**STATED PROBLEM:** Recast the material below as a Markdown table with the columns Row and Line, giving each line a row number and skipping blank lines. Leave the pictures out of the answer.

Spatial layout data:
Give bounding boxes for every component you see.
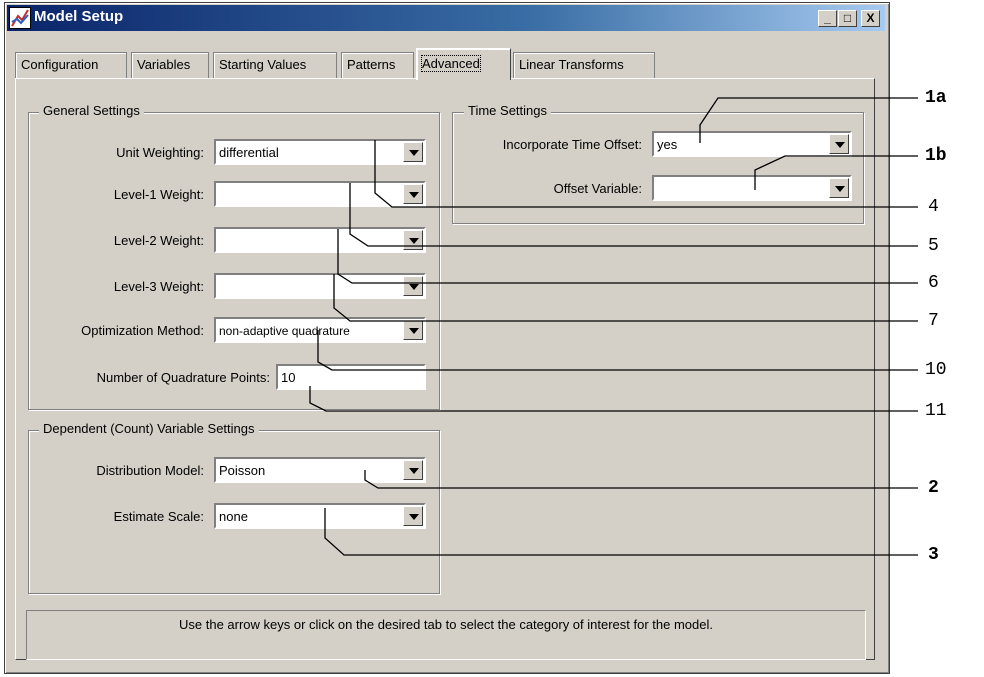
chevron-down-icon[interactable] [403,142,423,162]
callout-3: 3 [928,545,939,565]
callout-5: 5 [928,236,939,256]
estimate-scale-label: Estimate Scale: [113,509,204,524]
time-offset-label: Incorporate Time Offset: [502,137,642,152]
distribution-model-label: Distribution Model: [96,463,204,478]
unit-weighting-label: Unit Weighting: [116,145,204,160]
minimize-button[interactable]: _ [818,10,837,27]
chevron-down-icon[interactable] [403,460,423,480]
chevron-down-icon[interactable] [403,506,423,526]
chevron-down-icon[interactable] [403,184,423,204]
callout-2: 2 [928,478,939,498]
chevron-down-icon[interactable] [403,230,423,250]
chevron-down-icon[interactable] [403,276,423,296]
chevron-down-icon[interactable] [829,178,849,198]
estimate-scale-select[interactable]: none [214,503,426,529]
chevron-down-icon[interactable] [403,320,423,340]
status-message: Use the arrow keys or click on the desir… [179,617,713,632]
level3-weight-select[interactable] [214,273,426,299]
time-settings-group [452,112,864,224]
quadrature-points-input[interactable]: 10 [276,364,426,390]
level1-weight-select[interactable] [214,181,426,207]
tab-variables[interactable]: Variables [131,52,209,78]
tab-starting-values[interactable]: Starting Values [213,52,337,78]
close-button[interactable]: X [861,10,880,27]
maximize-button[interactable]: □ [838,10,857,27]
unit-weighting-select[interactable]: differential [214,139,426,165]
time-settings-legend: Time Settings [464,103,551,118]
general-settings-legend: General Settings [39,103,144,118]
optimization-method-select[interactable]: non-adaptive quadrature [214,317,426,343]
callout-4: 4 [928,197,939,217]
callout-6: 6 [928,273,939,293]
callout-7: 7 [928,311,939,331]
tab-advanced[interactable]: Advanced [416,48,511,80]
level1-weight-label: Level-1 Weight: [113,187,204,202]
tab-patterns[interactable]: Patterns [341,52,414,78]
level2-weight-select[interactable] [214,227,426,253]
callout-1b: 1b [925,146,947,166]
time-offset-select[interactable]: yes [652,131,852,157]
level3-weight-label: Level-3 Weight: [113,279,204,294]
window-title: Model Setup [34,8,124,25]
tab-linear-transforms[interactable]: Linear Transforms [513,52,655,78]
tab-configuration[interactable]: Configuration [15,52,127,78]
distribution-model-select[interactable]: Poisson [214,457,426,483]
callout-10: 10 [925,360,947,380]
optimization-method-label: Optimization Method: [81,323,204,338]
dependent-settings-legend: Dependent (Count) Variable Settings [39,421,259,436]
title-bar[interactable] [7,5,885,31]
level2-weight-label: Level-2 Weight: [113,233,204,248]
app-icon [9,7,31,29]
callout-11: 11 [925,401,947,421]
quadrature-points-label: Number of Quadrature Points: [96,370,270,385]
offset-variable-select[interactable] [652,175,852,201]
chevron-down-icon[interactable] [829,134,849,154]
callout-1a: 1a [925,88,947,108]
offset-variable-label: Offset Variable: [553,181,642,196]
status-message-box: Use the arrow keys or click on the desir… [26,610,866,660]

**REPLY:**
| Row | Line |
|---|---|
| 1 | Give bounding boxes for every component you see. |
| 2 | chevron-down-icon[interactable] [403,142,423,162] |
| 3 | callout-3: 3 [928,545,939,565] |
| 4 | callout-5: 5 [928,236,939,256] |
| 5 | estimate-scale-label: Estimate Scale: [113,509,204,524] |
| 6 | time-offset-label: Incorporate Time Offset: [502,137,642,152] |
| 7 | distribution-model-label: Distribution Model: [96,463,204,478] |
| 8 | unit-weighting-label: Unit Weighting: [116,145,204,160] |
| 9 | minimize-button[interactable]: _ [818,10,837,27] |
| 10 | chevron-down-icon[interactable] [403,460,423,480] |
| 11 | chevron-down-icon[interactable] [403,506,423,526] |
| 12 | chevron-down-icon[interactable] [403,184,423,204] |
| 13 | callout-2: 2 [928,478,939,498] |
| 14 | chevron-down-icon[interactable] [403,230,423,250] |
| 15 | chevron-down-icon[interactable] [403,276,423,296] |
| 16 | chevron-down-icon[interactable] [829,178,849,198] |
| 17 | estimate-scale-select[interactable]: none [214,503,426,529] |
| 18 | chevron-down-icon[interactable] [403,320,423,340] |
| 19 | status-message: Use the arrow keys or click on the desir… [179,617,713,632] |
| 20 | level3-weight-select[interactable] [214,273,426,299] |
| 21 | time-settings-group [452,112,864,224] |
| 22 | quadrature-points-input[interactable]: 10 [276,364,426,390] |
| 23 | level1-weight-select[interactable] [214,181,426,207] |
| 24 | tab-variables[interactable]: Variables [131,52,209,78] |
| 25 | tab-starting-values[interactable]: Starting Values [213,52,337,78] |
| 26 | close-button[interactable]: X [861,10,880,27] |
| 27 | maximize-button[interactable]: □ [838,10,857,27] |
| 28 | unit-weighting-select[interactable]: differential [214,139,426,165] |
| 29 | time-settings-legend: Time Settings [464,103,551,118] |
| 30 | general-settings-legend: General Settings [39,103,144,118] |
| 31 | optimization-method-select[interactable]: non-adaptive quadrature [214,317,426,343] |
| 32 | callout-4: 4 [928,197,939,217] |
| 33 | callout-6: 6 [928,273,939,293] |
| 34 | callout-7: 7 [928,311,939,331] |
| 35 | tab-advanced[interactable]: Advanced [416,48,511,80] |
| 36 | level1-weight-label: Level-1 Weight: [113,187,204,202] |
| 37 | tab-patterns[interactable]: Patterns [341,52,414,78] |
| 38 | level2-weight-select[interactable] [214,227,426,253] |
| 39 | callout-1b: 1b [925,146,947,166] |
| 40 | time-offset-select[interactable]: yes [652,131,852,157] |
| 41 | level3-weight-label: Level-3 Weight: [113,279,204,294] |
| 42 | window-title: Model Setup [34,8,124,25] |
| 43 | tab-linear-transforms[interactable]: Linear Transforms [513,52,655,78] |
| 44 | tab-configuration[interactable]: Configuration [15,52,127,78] |
| 45 | distribution-model-select[interactable]: Poisson [214,457,426,483] |
| 46 | callout-10: 10 [925,360,947,380] |
| 47 | optimization-method-label: Optimization Method: [81,323,204,338] |
| 48 | dependent-settings-legend: Dependent (Count) Variable Settings [39,421,259,436] |
| 49 | title-bar[interactable] [7,5,885,31] |
| 50 | level2-weight-label: Level-2 Weight: [113,233,204,248] |
| 51 | app-icon [9,7,31,29] |
| 52 | callout-11: 11 [925,401,947,421] |
| 53 | quadrature-points-label: Number of Quadrature Points: [96,370,270,385] |
| 54 | offset-variable-select[interactable] [652,175,852,201] |
| 55 | chevron-down-icon[interactable] [829,134,849,154] |
| 56 | callout-1a: 1a [925,88,947,108] |
| 57 | offset-variable-label: Offset Variable: [553,181,642,196] |
| 58 | status-message-box: Use the arrow keys or click on the desir… [26,610,866,660] |